Problem to work on: Do not carry the pictures over; copy every other part of the entries exactly.

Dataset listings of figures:
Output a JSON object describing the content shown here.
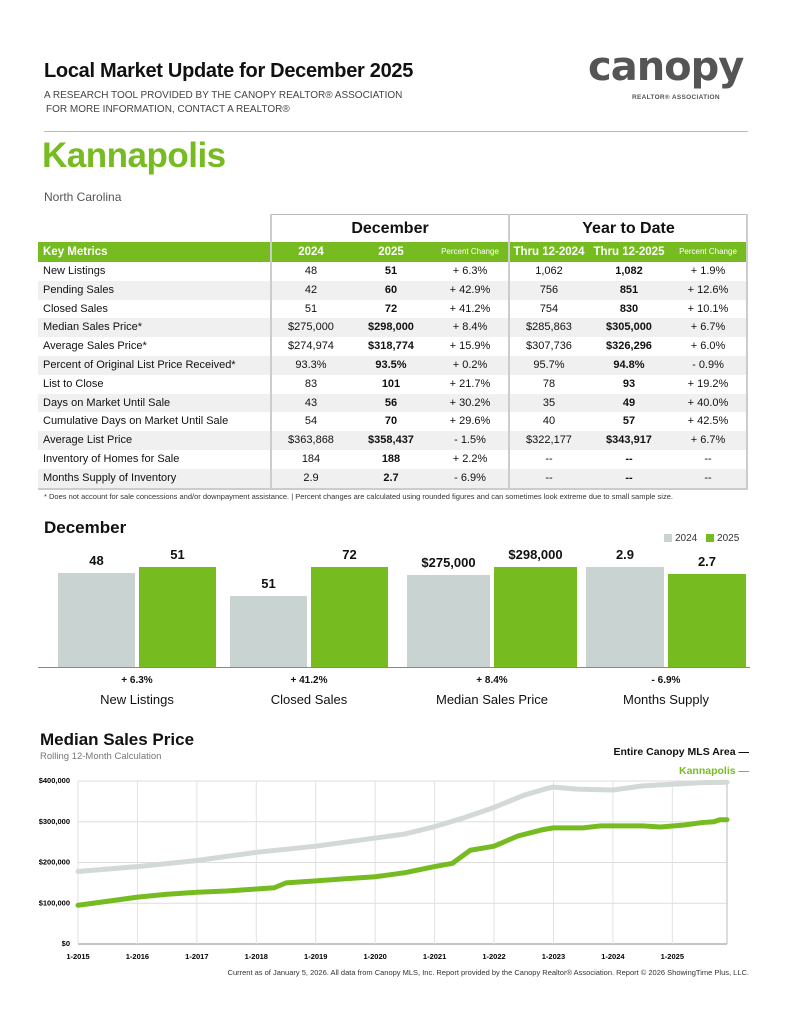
{
  "header": {
    "title": "Local Market Update for December 2025",
    "subtitle1": "A RESEARCH TOOL PROVIDED BY THE CANOPY REALTOR® ASSOCIATION",
    "subtitle2": "FOR MORE INFORMATION, CONTACT A REALTOR®"
  },
  "logo": {
    "word": "canopy",
    "tagline": "REALTOR® ASSOCIATION"
  },
  "location": {
    "city": "Kannapolis",
    "state": "North Carolina"
  },
  "colors": {
    "green": "#76bc21",
    "gray_bar": "#c9d3d1",
    "canopy_line": "#d3d9d7"
  },
  "table": {
    "group_december": "December",
    "group_ytd": "Year to Date",
    "headers": [
      "Key Metrics",
      "2024",
      "2025",
      "Percent Change",
      "Thru 12-2024",
      "Thru 12-2025",
      "Percent Change"
    ],
    "rows": [
      [
        "New Listings",
        "48",
        "51",
        "+ 6.3%",
        "1,062",
        "1,082",
        "+ 1.9%"
      ],
      [
        "Pending Sales",
        "42",
        "60",
        "+ 42.9%",
        "756",
        "851",
        "+ 12.6%"
      ],
      [
        "Closed Sales",
        "51",
        "72",
        "+ 41.2%",
        "754",
        "830",
        "+ 10.1%"
      ],
      [
        "Median Sales Price*",
        "$275,000",
        "$298,000",
        "+ 8.4%",
        "$285,863",
        "$305,000",
        "+ 6.7%"
      ],
      [
        "Average Sales Price*",
        "$274,974",
        "$318,774",
        "+ 15.9%",
        "$307,736",
        "$326,296",
        "+ 6.0%"
      ],
      [
        "Percent of Original List Price Received*",
        "93.3%",
        "93.5%",
        "+ 0.2%",
        "95.7%",
        "94.8%",
        "- 0.9%"
      ],
      [
        "List to Close",
        "83",
        "101",
        "+ 21.7%",
        "78",
        "93",
        "+ 19.2%"
      ],
      [
        "Days on Market Until Sale",
        "43",
        "56",
        "+ 30.2%",
        "35",
        "49",
        "+ 40.0%"
      ],
      [
        "Cumulative Days on Market Until Sale",
        "54",
        "70",
        "+ 29.6%",
        "40",
        "57",
        "+ 42.5%"
      ],
      [
        "Average List Price",
        "$363,868",
        "$358,437",
        "- 1.5%",
        "$322,177",
        "$343,917",
        "+ 6.7%"
      ],
      [
        "Inventory of Homes for Sale",
        "184",
        "188",
        "+ 2.2%",
        "--",
        "--",
        "--"
      ],
      [
        "Months Supply of Inventory",
        "2.9",
        "2.7",
        "- 6.9%",
        "--",
        "--",
        "--"
      ]
    ],
    "footnote": "* Does not account for sale concessions and/or downpayment assistance.  |  Percent changes are calculated using rounded figures and can sometimes look extreme due to small sample size."
  },
  "december_chart": {
    "title": "December",
    "legend": [
      "2024",
      "2025"
    ],
    "groups": [
      {
        "name": "New Listings",
        "v2024": 48,
        "v2025": 51,
        "l2024": "48",
        "l2025": "51",
        "change": "+ 6.3%"
      },
      {
        "name": "Closed Sales",
        "v2024": 51,
        "v2025": 72,
        "l2024": "51",
        "l2025": "72",
        "change": "+ 41.2%"
      },
      {
        "name": "Median Sales Price",
        "v2024": 275000,
        "v2025": 298000,
        "l2024": "$275,000",
        "l2025": "$298,000",
        "change": "+ 8.4%"
      },
      {
        "name": "Months Supply",
        "v2024": 2.9,
        "v2025": 2.7,
        "l2024": "2.9",
        "l2025": "2.7",
        "change": "- 6.9%"
      }
    ]
  },
  "chart_data": {
    "type": "line",
    "title": "Median Sales Price",
    "subtitle": "Rolling 12-Month Calculation",
    "legend_placement": "top-right",
    "grid": true,
    "ylim": [
      0,
      400000
    ],
    "yticks": [
      "$0",
      "$100,000",
      "$200,000",
      "$300,000",
      "$400,000"
    ],
    "xticks": [
      "1-2015",
      "1-2016",
      "1-2017",
      "1-2018",
      "1-2019",
      "1-2020",
      "1-2021",
      "1-2022",
      "1-2023",
      "1-2024",
      "1-2025"
    ],
    "series": [
      {
        "name": "Entire Canopy MLS Area",
        "color": "#d3d9d7",
        "points": [
          [
            2015.0,
            178000
          ],
          [
            2016.0,
            190000
          ],
          [
            2017.0,
            205000
          ],
          [
            2018.0,
            225000
          ],
          [
            2019.0,
            240000
          ],
          [
            2020.0,
            260000
          ],
          [
            2020.5,
            270000
          ],
          [
            2021.0,
            288000
          ],
          [
            2021.5,
            310000
          ],
          [
            2022.0,
            335000
          ],
          [
            2022.5,
            365000
          ],
          [
            2022.9,
            382000
          ],
          [
            2023.0,
            385000
          ],
          [
            2023.4,
            380000
          ],
          [
            2024.0,
            378000
          ],
          [
            2024.5,
            388000
          ],
          [
            2025.0,
            392000
          ],
          [
            2025.5,
            396000
          ],
          [
            2025.92,
            397000
          ]
        ]
      },
      {
        "name": "Kannapolis",
        "color": "#76bc21",
        "points": [
          [
            2015.0,
            95000
          ],
          [
            2015.5,
            105000
          ],
          [
            2016.0,
            115000
          ],
          [
            2016.5,
            122000
          ],
          [
            2017.0,
            127000
          ],
          [
            2017.5,
            130000
          ],
          [
            2018.0,
            135000
          ],
          [
            2018.3,
            138000
          ],
          [
            2018.5,
            150000
          ],
          [
            2019.0,
            155000
          ],
          [
            2019.5,
            160000
          ],
          [
            2020.0,
            165000
          ],
          [
            2020.5,
            175000
          ],
          [
            2021.0,
            190000
          ],
          [
            2021.3,
            198000
          ],
          [
            2021.6,
            230000
          ],
          [
            2022.0,
            240000
          ],
          [
            2022.4,
            265000
          ],
          [
            2022.8,
            280000
          ],
          [
            2023.0,
            285000
          ],
          [
            2023.5,
            285000
          ],
          [
            2023.8,
            290000
          ],
          [
            2024.5,
            290000
          ],
          [
            2024.8,
            287000
          ],
          [
            2025.2,
            292000
          ],
          [
            2025.5,
            298000
          ],
          [
            2025.7,
            300000
          ],
          [
            2025.8,
            305000
          ],
          [
            2025.92,
            305000
          ]
        ]
      }
    ]
  },
  "footer": "Current as of January 5, 2026. All data from Canopy MLS, Inc. Report provided by the Canopy Realtor® Association. Report © 2026 ShowingTime Plus, LLC."
}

Exercise output:
Output a JSON object describing the content shown here.
{
  "header": {
    "title": "Local Market Update for December 2025",
    "subtitle1": "A RESEARCH TOOL PROVIDED BY THE CANOPY REALTOR® ASSOCIATION",
    "subtitle2": "FOR MORE INFORMATION, CONTACT A REALTOR®"
  },
  "logo": {
    "word": "canopy",
    "tagline": "REALTOR® ASSOCIATION"
  },
  "location": {
    "city": "Kannapolis",
    "state": "North Carolina"
  },
  "colors": {
    "green": "#76bc21",
    "gray_bar": "#c9d3d1",
    "canopy_line": "#d3d9d7"
  },
  "table": {
    "group_december": "December",
    "group_ytd": "Year to Date",
    "headers": [
      "Key Metrics",
      "2024",
      "2025",
      "Percent Change",
      "Thru 12-2024",
      "Thru 12-2025",
      "Percent Change"
    ],
    "rows": [
      [
        "New Listings",
        "48",
        "51",
        "+ 6.3%",
        "1,062",
        "1,082",
        "+ 1.9%"
      ],
      [
        "Pending Sales",
        "42",
        "60",
        "+ 42.9%",
        "756",
        "851",
        "+ 12.6%"
      ],
      [
        "Closed Sales",
        "51",
        "72",
        "+ 41.2%",
        "754",
        "830",
        "+ 10.1%"
      ],
      [
        "Median Sales Price*",
        "$275,000",
        "$298,000",
        "+ 8.4%",
        "$285,863",
        "$305,000",
        "+ 6.7%"
      ],
      [
        "Average Sales Price*",
        "$274,974",
        "$318,774",
        "+ 15.9%",
        "$307,736",
        "$326,296",
        "+ 6.0%"
      ],
      [
        "Percent of Original List Price Received*",
        "93.3%",
        "93.5%",
        "+ 0.2%",
        "95.7%",
        "94.8%",
        "- 0.9%"
      ],
      [
        "List to Close",
        "83",
        "101",
        "+ 21.7%",
        "78",
        "93",
        "+ 19.2%"
      ],
      [
        "Days on Market Until Sale",
        "43",
        "56",
        "+ 30.2%",
        "35",
        "49",
        "+ 40.0%"
      ],
      [
        "Cumulative Days on Market Until Sale",
        "54",
        "70",
        "+ 29.6%",
        "40",
        "57",
        "+ 42.5%"
      ],
      [
        "Average List Price",
        "$363,868",
        "$358,437",
        "- 1.5%",
        "$322,177",
        "$343,917",
        "+ 6.7%"
      ],
      [
        "Inventory of Homes for Sale",
        "184",
        "188",
        "+ 2.2%",
        "--",
        "--",
        "--"
      ],
      [
        "Months Supply of Inventory",
        "2.9",
        "2.7",
        "- 6.9%",
        "--",
        "--",
        "--"
      ]
    ],
    "footnote": "* Does not account for sale concessions and/or downpayment assistance.  |  Percent changes are calculated using rounded figures and can sometimes look extreme due to small sample size."
  },
  "december_chart": {
    "title": "December",
    "legend": [
      "2024",
      "2025"
    ],
    "groups": [
      {
        "name": "New Listings",
        "v2024": 48,
        "v2025": 51,
        "l2024": "48",
        "l2025": "51",
        "change": "+ 6.3%"
      },
      {
        "name": "Closed Sales",
        "v2024": 51,
        "v2025": 72,
        "l2024": "51",
        "l2025": "72",
        "change": "+ 41.2%"
      },
      {
        "name": "Median Sales Price",
        "v2024": 275000,
        "v2025": 298000,
        "l2024": "$275,000",
        "l2025": "$298,000",
        "change": "+ 8.4%"
      },
      {
        "name": "Months Supply",
        "v2024": 2.9,
        "v2025": 2.7,
        "l2024": "2.9",
        "l2025": "2.7",
        "change": "- 6.9%"
      }
    ]
  },
  "chart_data": {
    "type": "line",
    "title": "Median Sales Price",
    "subtitle": "Rolling 12-Month Calculation",
    "legend_placement": "top-right",
    "grid": true,
    "ylim": [
      0,
      400000
    ],
    "yticks": [
      "$0",
      "$100,000",
      "$200,000",
      "$300,000",
      "$400,000"
    ],
    "xticks": [
      "1-2015",
      "1-2016",
      "1-2017",
      "1-2018",
      "1-2019",
      "1-2020",
      "1-2021",
      "1-2022",
      "1-2023",
      "1-2024",
      "1-2025"
    ],
    "series": [
      {
        "name": "Entire Canopy MLS Area",
        "color": "#d3d9d7",
        "points": [
          [
            2015.0,
            178000
          ],
          [
            2016.0,
            190000
          ],
          [
            2017.0,
            205000
          ],
          [
            2018.0,
            225000
          ],
          [
            2019.0,
            240000
          ],
          [
            2020.0,
            260000
          ],
          [
            2020.5,
            270000
          ],
          [
            2021.0,
            288000
          ],
          [
            2021.5,
            310000
          ],
          [
            2022.0,
            335000
          ],
          [
            2022.5,
            365000
          ],
          [
            2022.9,
            382000
          ],
          [
            2023.0,
            385000
          ],
          [
            2023.4,
            380000
          ],
          [
            2024.0,
            378000
          ],
          [
            2024.5,
            388000
          ],
          [
            2025.0,
            392000
          ],
          [
            2025.5,
            396000
          ],
          [
            2025.92,
            397000
          ]
        ]
      },
      {
        "name": "Kannapolis",
        "color": "#76bc21",
        "points": [
          [
            2015.0,
            95000
          ],
          [
            2015.5,
            105000
          ],
          [
            2016.0,
            115000
          ],
          [
            2016.5,
            122000
          ],
          [
            2017.0,
            127000
          ],
          [
            2017.5,
            130000
          ],
          [
            2018.0,
            135000
          ],
          [
            2018.3,
            138000
          ],
          [
            2018.5,
            150000
          ],
          [
            2019.0,
            155000
          ],
          [
            2019.5,
            160000
          ],
          [
            2020.0,
            165000
          ],
          [
            2020.5,
            175000
          ],
          [
            2021.0,
            190000
          ],
          [
            2021.3,
            198000
          ],
          [
            2021.6,
            230000
          ],
          [
            2022.0,
            240000
          ],
          [
            2022.4,
            265000
          ],
          [
            2022.8,
            280000
          ],
          [
            2023.0,
            285000
          ],
          [
            2023.5,
            285000
          ],
          [
            2023.8,
            290000
          ],
          [
            2024.5,
            290000
          ],
          [
            2024.8,
            287000
          ],
          [
            2025.2,
            292000
          ],
          [
            2025.5,
            298000
          ],
          [
            2025.7,
            300000
          ],
          [
            2025.8,
            305000
          ],
          [
            2025.92,
            305000
          ]
        ]
      }
    ]
  },
  "footer": "Current as of January 5, 2026. All data from Canopy MLS, Inc. Report provided by the Canopy Realtor® Association. Report © 2026 ShowingTime Plus, LLC."
}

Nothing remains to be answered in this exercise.